[Saved entries]
-----
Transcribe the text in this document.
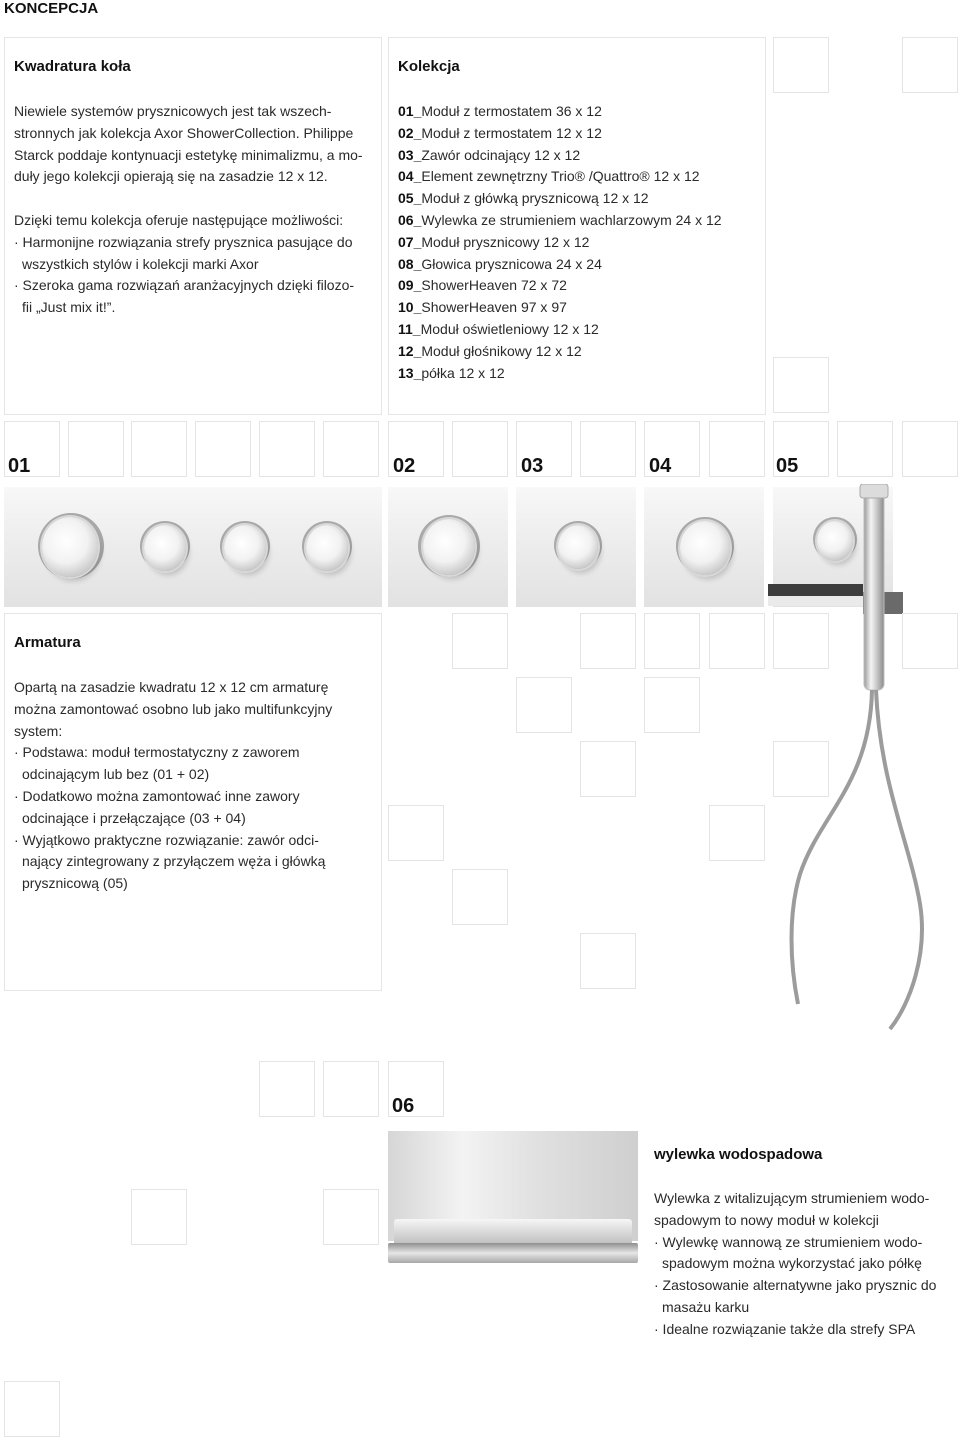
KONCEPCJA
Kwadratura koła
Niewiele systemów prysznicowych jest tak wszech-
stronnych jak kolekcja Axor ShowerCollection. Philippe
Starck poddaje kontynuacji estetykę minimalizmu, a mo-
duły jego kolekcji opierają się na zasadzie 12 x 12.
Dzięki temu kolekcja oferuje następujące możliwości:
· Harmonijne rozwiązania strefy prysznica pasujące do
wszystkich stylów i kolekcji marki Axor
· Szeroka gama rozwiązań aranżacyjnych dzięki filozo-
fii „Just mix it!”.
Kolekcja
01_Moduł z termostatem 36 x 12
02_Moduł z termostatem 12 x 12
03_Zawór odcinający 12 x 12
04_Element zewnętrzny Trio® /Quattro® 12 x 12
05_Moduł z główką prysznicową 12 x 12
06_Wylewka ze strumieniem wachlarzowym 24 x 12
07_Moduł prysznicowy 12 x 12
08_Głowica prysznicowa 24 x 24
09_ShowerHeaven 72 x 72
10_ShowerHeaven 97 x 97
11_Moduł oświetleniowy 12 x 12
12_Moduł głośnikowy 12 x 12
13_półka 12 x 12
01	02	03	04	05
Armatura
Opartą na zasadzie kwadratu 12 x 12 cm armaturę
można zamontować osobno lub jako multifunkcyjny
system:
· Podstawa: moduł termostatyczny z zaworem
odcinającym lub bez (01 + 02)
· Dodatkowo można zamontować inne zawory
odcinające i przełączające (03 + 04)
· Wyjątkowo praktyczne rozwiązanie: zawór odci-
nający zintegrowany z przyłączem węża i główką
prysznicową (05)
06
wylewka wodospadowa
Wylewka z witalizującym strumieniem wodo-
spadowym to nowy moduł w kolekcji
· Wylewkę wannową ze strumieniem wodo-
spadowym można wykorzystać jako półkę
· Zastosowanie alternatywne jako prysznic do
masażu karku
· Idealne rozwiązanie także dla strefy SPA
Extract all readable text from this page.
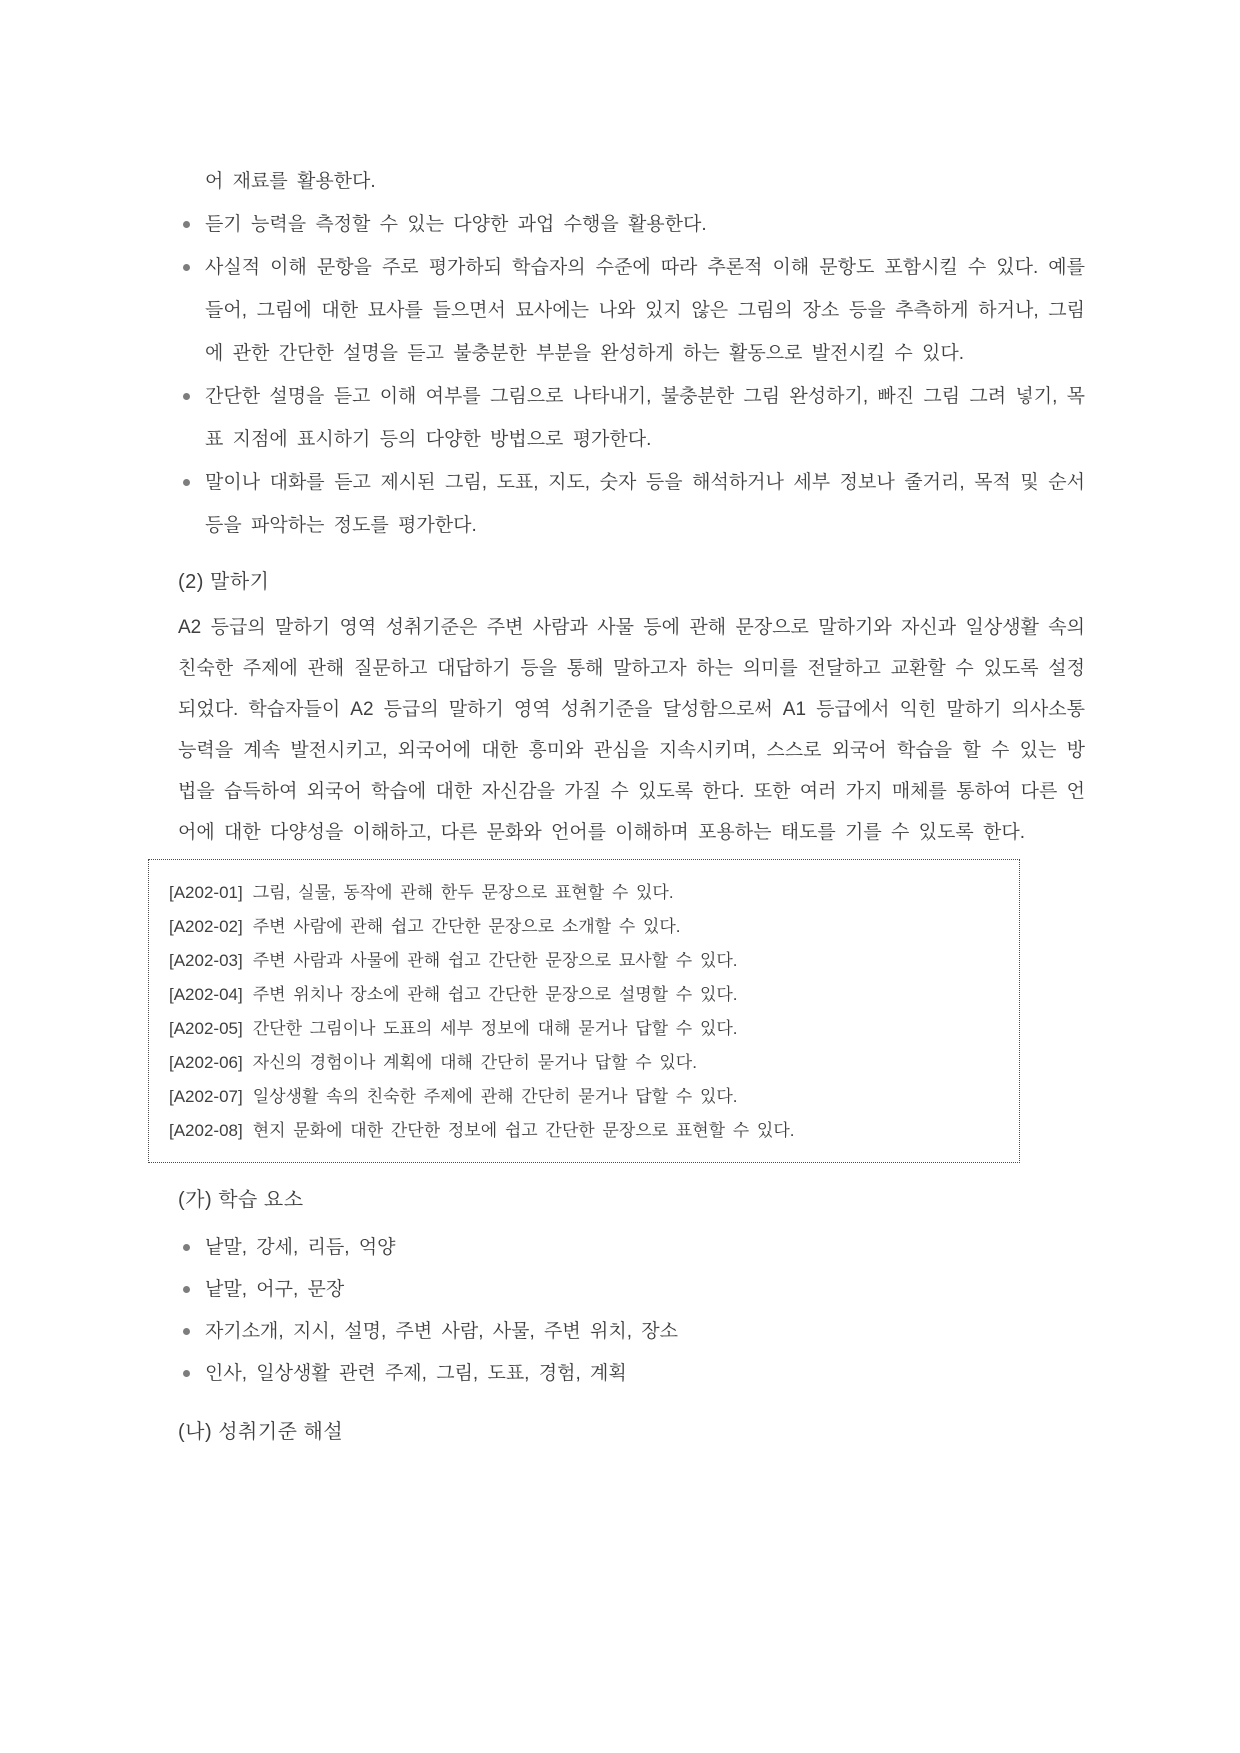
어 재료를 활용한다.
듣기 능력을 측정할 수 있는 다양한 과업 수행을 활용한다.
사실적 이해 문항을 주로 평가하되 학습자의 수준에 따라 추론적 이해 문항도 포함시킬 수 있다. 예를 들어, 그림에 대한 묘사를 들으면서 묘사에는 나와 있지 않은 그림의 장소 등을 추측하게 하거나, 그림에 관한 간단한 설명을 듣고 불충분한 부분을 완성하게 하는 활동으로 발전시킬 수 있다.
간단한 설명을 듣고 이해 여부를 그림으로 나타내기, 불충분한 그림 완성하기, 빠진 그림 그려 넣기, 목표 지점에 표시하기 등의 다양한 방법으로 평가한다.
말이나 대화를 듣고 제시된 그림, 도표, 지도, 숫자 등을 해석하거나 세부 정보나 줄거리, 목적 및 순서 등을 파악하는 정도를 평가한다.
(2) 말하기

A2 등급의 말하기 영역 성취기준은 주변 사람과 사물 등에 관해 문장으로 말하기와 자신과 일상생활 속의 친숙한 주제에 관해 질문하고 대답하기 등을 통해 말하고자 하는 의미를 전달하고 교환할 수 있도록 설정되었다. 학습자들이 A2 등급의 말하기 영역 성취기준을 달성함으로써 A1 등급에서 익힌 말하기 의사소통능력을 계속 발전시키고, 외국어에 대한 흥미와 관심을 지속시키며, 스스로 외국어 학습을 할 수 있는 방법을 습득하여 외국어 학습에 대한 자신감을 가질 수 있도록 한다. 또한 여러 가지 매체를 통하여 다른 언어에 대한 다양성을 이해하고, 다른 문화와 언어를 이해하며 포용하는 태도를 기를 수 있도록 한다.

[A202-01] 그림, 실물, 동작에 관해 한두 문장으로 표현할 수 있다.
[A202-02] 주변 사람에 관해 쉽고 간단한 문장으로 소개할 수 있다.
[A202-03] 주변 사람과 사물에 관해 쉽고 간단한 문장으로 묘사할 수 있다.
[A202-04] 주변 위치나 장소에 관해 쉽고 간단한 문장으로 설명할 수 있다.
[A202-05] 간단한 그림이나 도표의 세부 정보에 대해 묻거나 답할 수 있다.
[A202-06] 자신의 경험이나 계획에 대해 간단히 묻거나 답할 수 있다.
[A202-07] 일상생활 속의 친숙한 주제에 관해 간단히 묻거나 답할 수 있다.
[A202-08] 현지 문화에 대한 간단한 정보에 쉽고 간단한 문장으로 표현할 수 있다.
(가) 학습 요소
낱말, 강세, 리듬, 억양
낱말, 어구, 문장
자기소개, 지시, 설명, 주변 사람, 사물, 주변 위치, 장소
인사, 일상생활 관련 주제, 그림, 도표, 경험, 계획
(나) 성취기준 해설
-----
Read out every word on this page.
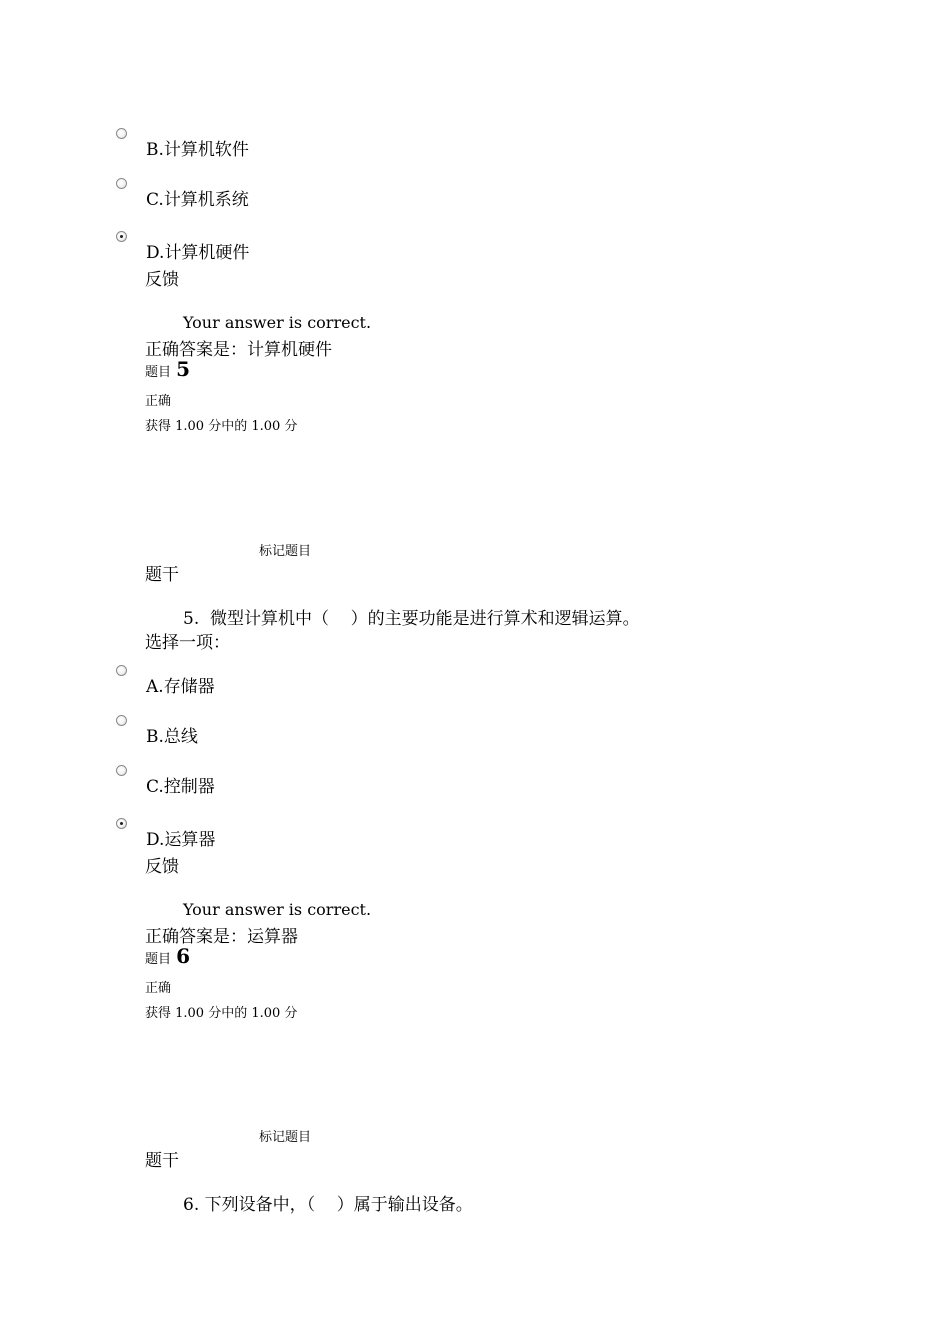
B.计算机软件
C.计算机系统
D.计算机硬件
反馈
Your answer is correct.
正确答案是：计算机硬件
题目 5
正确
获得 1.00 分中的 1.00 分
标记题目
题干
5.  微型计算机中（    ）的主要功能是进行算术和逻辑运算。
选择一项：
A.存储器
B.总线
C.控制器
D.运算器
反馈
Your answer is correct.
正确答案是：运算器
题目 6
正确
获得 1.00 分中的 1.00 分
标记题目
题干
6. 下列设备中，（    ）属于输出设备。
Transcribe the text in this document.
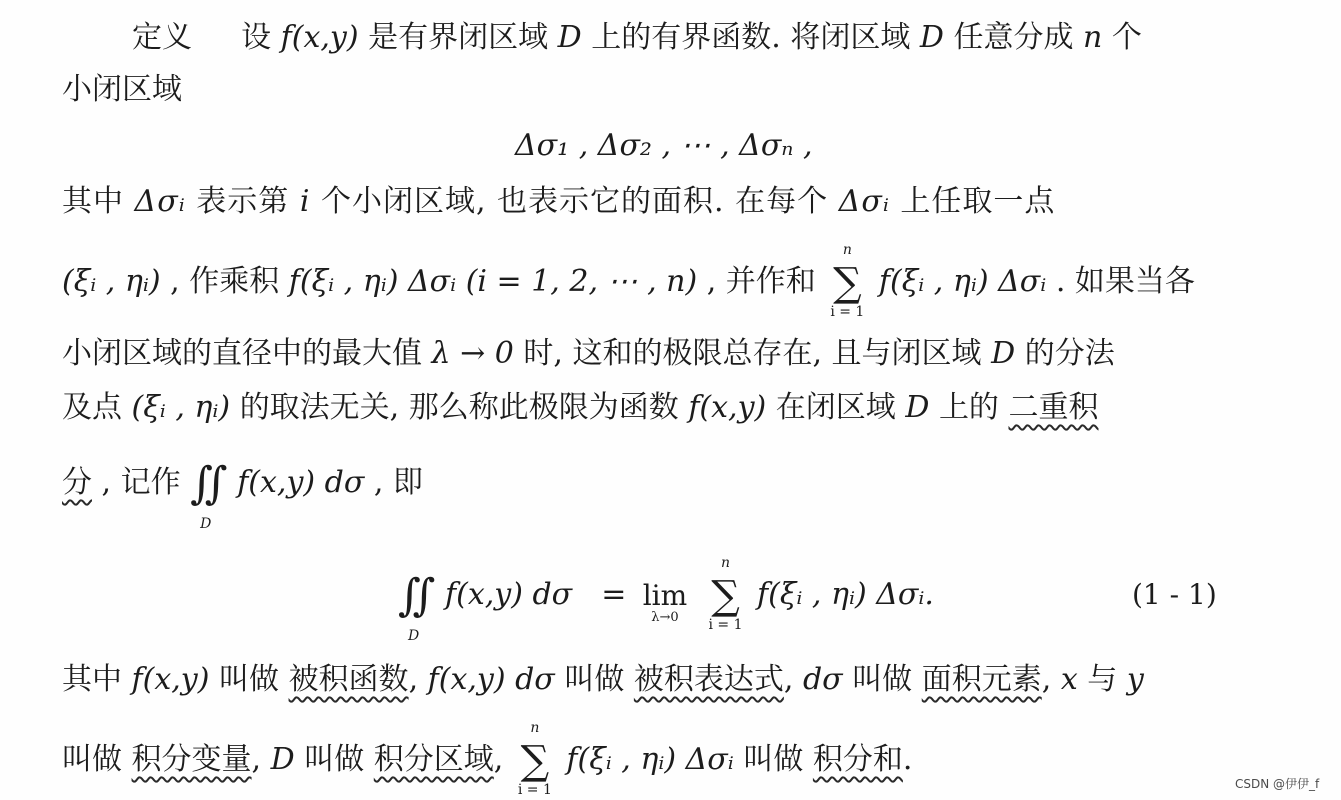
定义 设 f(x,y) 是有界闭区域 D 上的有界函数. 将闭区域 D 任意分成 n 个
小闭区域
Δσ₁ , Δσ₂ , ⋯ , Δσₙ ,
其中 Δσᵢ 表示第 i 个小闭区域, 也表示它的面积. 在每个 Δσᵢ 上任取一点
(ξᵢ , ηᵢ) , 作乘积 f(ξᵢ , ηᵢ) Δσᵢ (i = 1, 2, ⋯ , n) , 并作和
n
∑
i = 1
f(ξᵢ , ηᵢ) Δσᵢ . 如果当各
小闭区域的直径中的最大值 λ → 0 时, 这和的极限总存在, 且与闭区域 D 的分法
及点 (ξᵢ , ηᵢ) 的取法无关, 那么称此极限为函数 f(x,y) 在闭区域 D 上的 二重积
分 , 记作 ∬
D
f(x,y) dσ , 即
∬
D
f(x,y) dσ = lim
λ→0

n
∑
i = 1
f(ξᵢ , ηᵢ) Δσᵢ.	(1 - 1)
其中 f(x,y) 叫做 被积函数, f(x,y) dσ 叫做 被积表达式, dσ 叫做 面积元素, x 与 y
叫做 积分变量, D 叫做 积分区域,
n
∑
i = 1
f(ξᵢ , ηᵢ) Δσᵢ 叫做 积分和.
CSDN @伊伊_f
-----
How many lines in these records hold the string "główką"? Reply with the number alone.

2